EXERCISE GOAL
Find the string "sezónně" in the listing and report every line that has it.

RECORDS PROVIDED
— begin —
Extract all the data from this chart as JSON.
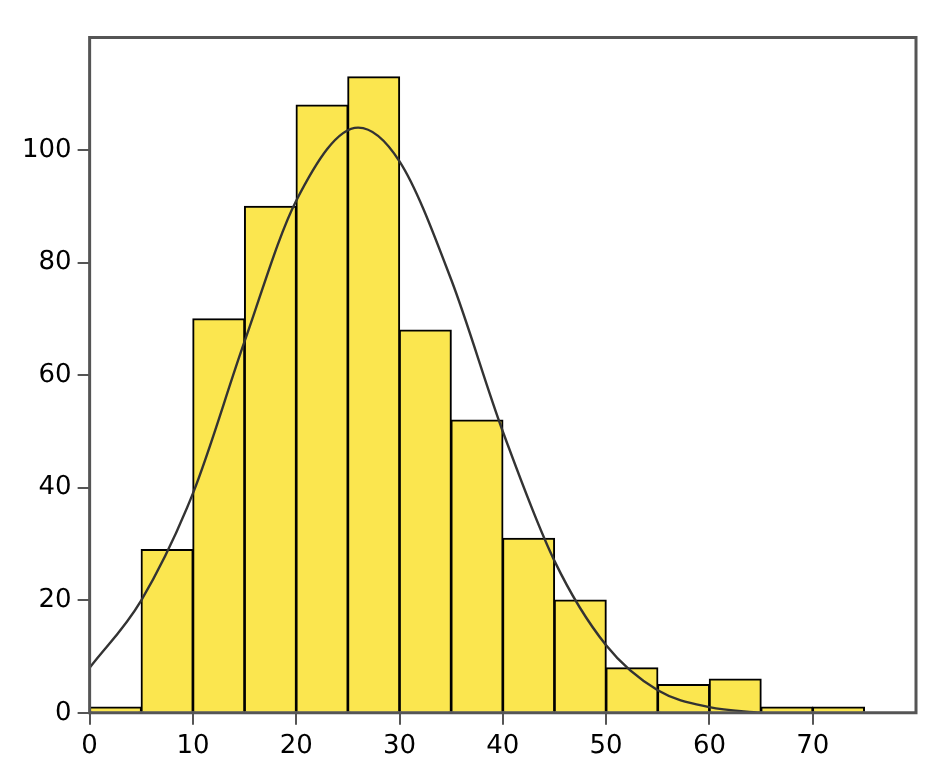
{
  "chart_data": {
    "type": "histogram",
    "bins": [
      0,
      5,
      10,
      15,
      20,
      25,
      30,
      35,
      40,
      45,
      50,
      55,
      60,
      65,
      70,
      75
    ],
    "values": [
      1,
      29,
      70,
      90,
      108,
      113,
      68,
      52,
      31,
      20,
      8,
      5,
      6,
      1,
      1
    ],
    "color": "#fbe64f",
    "series": [
      {
        "type": "line",
        "color": "#333333",
        "x": [
          0,
          5,
          10,
          15,
          20,
          26,
          30,
          35,
          40,
          45,
          50,
          55,
          60,
          65
        ],
        "values": [
          8,
          20,
          39,
          66,
          91,
          104,
          98,
          77,
          50,
          27,
          12,
          4,
          1,
          0
        ]
      }
    ],
    "xlim": [
      0,
      80
    ],
    "ylim": [
      0,
      120
    ],
    "xticks": [
      0,
      10,
      20,
      30,
      40,
      50,
      60,
      70
    ],
    "yticks": [
      0,
      20,
      40,
      60,
      80,
      100
    ],
    "grid": false,
    "legend": false
  }
}
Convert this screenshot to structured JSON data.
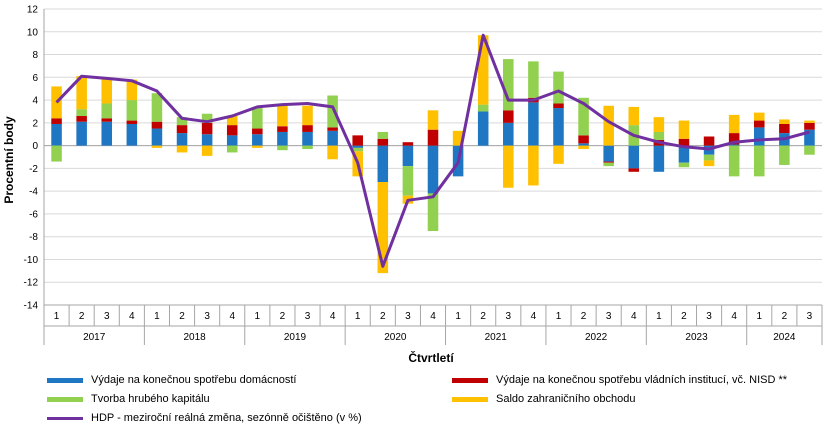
{
  "chart_data": {
    "type": "bar",
    "stacked": true,
    "ylabel": "Procentní body",
    "xlabel": "Čtvrtletí",
    "ylim": [
      -14,
      12
    ],
    "yticks": [
      -14,
      -12,
      -10,
      -8,
      -6,
      -4,
      -2,
      0,
      2,
      4,
      6,
      8,
      10,
      12
    ],
    "grid": true,
    "legend_position": "bottom",
    "quarter_labels": [
      "1",
      "2",
      "3",
      "4",
      "1",
      "2",
      "3",
      "4",
      "1",
      "2",
      "3",
      "4",
      "1",
      "2",
      "3",
      "4",
      "1",
      "2",
      "3",
      "4",
      "1",
      "2",
      "3",
      "4",
      "1",
      "2",
      "3",
      "4",
      "1",
      "2",
      "3"
    ],
    "years": [
      {
        "label": "2017",
        "start": 0,
        "count": 4
      },
      {
        "label": "2018",
        "start": 4,
        "count": 4
      },
      {
        "label": "2019",
        "start": 8,
        "count": 4
      },
      {
        "label": "2020",
        "start": 12,
        "count": 4
      },
      {
        "label": "2021",
        "start": 16,
        "count": 4
      },
      {
        "label": "2022",
        "start": 20,
        "count": 4
      },
      {
        "label": "2023",
        "start": 24,
        "count": 4
      },
      {
        "label": "2024",
        "start": 28,
        "count": 3
      }
    ],
    "series": [
      {
        "name": "Výdaje na konečnou spotřebu domácností",
        "color": "#1f77c4",
        "values": [
          1.9,
          2.1,
          2.1,
          1.9,
          1.5,
          1.1,
          1.0,
          0.9,
          1.0,
          1.2,
          1.2,
          1.3,
          -0.2,
          -3.2,
          -1.8,
          -4.2,
          -2.7,
          3.0,
          2.0,
          3.8,
          3.3,
          0.2,
          -1.4,
          -2.0,
          -2.3,
          -1.5,
          -0.8,
          0.1,
          1.6,
          1.1,
          1.4
        ]
      },
      {
        "name": "Výdaje na konečnou spotřebu vládních institucí, vč. NISD **",
        "color": "#c00000",
        "values": [
          0.5,
          0.5,
          0.3,
          0.3,
          0.6,
          0.7,
          1.0,
          0.9,
          0.5,
          0.5,
          0.6,
          0.3,
          0.9,
          0.6,
          0.3,
          1.4,
          0.0,
          0.0,
          1.1,
          0.4,
          0.4,
          0.7,
          -0.1,
          -0.3,
          0.5,
          0.6,
          0.8,
          1.0,
          0.6,
          0.8,
          0.6
        ]
      },
      {
        "name": "Tvorba hrubého kapitálu",
        "color": "#92d050",
        "values": [
          -1.4,
          0.6,
          1.3,
          1.8,
          2.5,
          0.7,
          0.8,
          -0.6,
          1.8,
          -0.4,
          -0.3,
          2.8,
          -0.3,
          0.6,
          -2.6,
          -3.3,
          0.0,
          0.6,
          4.5,
          3.2,
          2.8,
          3.3,
          -0.3,
          1.8,
          0.7,
          -0.4,
          -0.5,
          -2.7,
          -2.7,
          -1.7,
          -0.8
        ]
      },
      {
        "name": "Saldo zahraničního obchodu",
        "color": "#ffc000",
        "values": [
          2.8,
          2.9,
          2.3,
          1.8,
          -0.2,
          -0.6,
          -0.9,
          0.8,
          -0.2,
          1.8,
          1.7,
          -1.2,
          -2.2,
          -8.0,
          -0.7,
          1.7,
          1.3,
          6.1,
          -3.7,
          -3.5,
          -1.6,
          -0.3,
          3.5,
          1.6,
          1.3,
          1.6,
          -0.5,
          1.6,
          0.7,
          0.4,
          0.2
        ]
      }
    ],
    "line": {
      "name": "HDP - meziroční reálná změna, sezónně očištěno (v %)",
      "color": "#7030a0",
      "values": [
        3.8,
        6.1,
        5.9,
        5.7,
        4.8,
        2.4,
        2.1,
        2.6,
        3.4,
        3.6,
        3.7,
        3.4,
        -1.5,
        -10.6,
        -4.8,
        -4.5,
        -1.5,
        9.7,
        4.0,
        4.0,
        4.8,
        3.7,
        2.1,
        0.9,
        0.3,
        -0.1,
        -0.3,
        0.3,
        0.5,
        0.6,
        1.2
      ]
    }
  },
  "legend": {
    "item1": "Výdaje na konečnou spotřebu domácností",
    "item2": "Výdaje na konečnou spotřebu vládních institucí, vč. NISD **",
    "item3": "Tvorba hrubého kapitálu",
    "item4": "Saldo zahraničního obchodu",
    "item5": "HDP - meziroční reálná změna, sezónně očištěno (v %)",
    "color1": "#1f77c4",
    "color2": "#c00000",
    "color3": "#92d050",
    "color4": "#ffc000",
    "color5": "#7030a0"
  }
}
— end —
COMPLETED TASK
      "name": "HDP - meziroční reálná změna, sezónně očištěno (v %)",
    "item5": "HDP - meziroční reálná změna, sezónně očištěno (v %)",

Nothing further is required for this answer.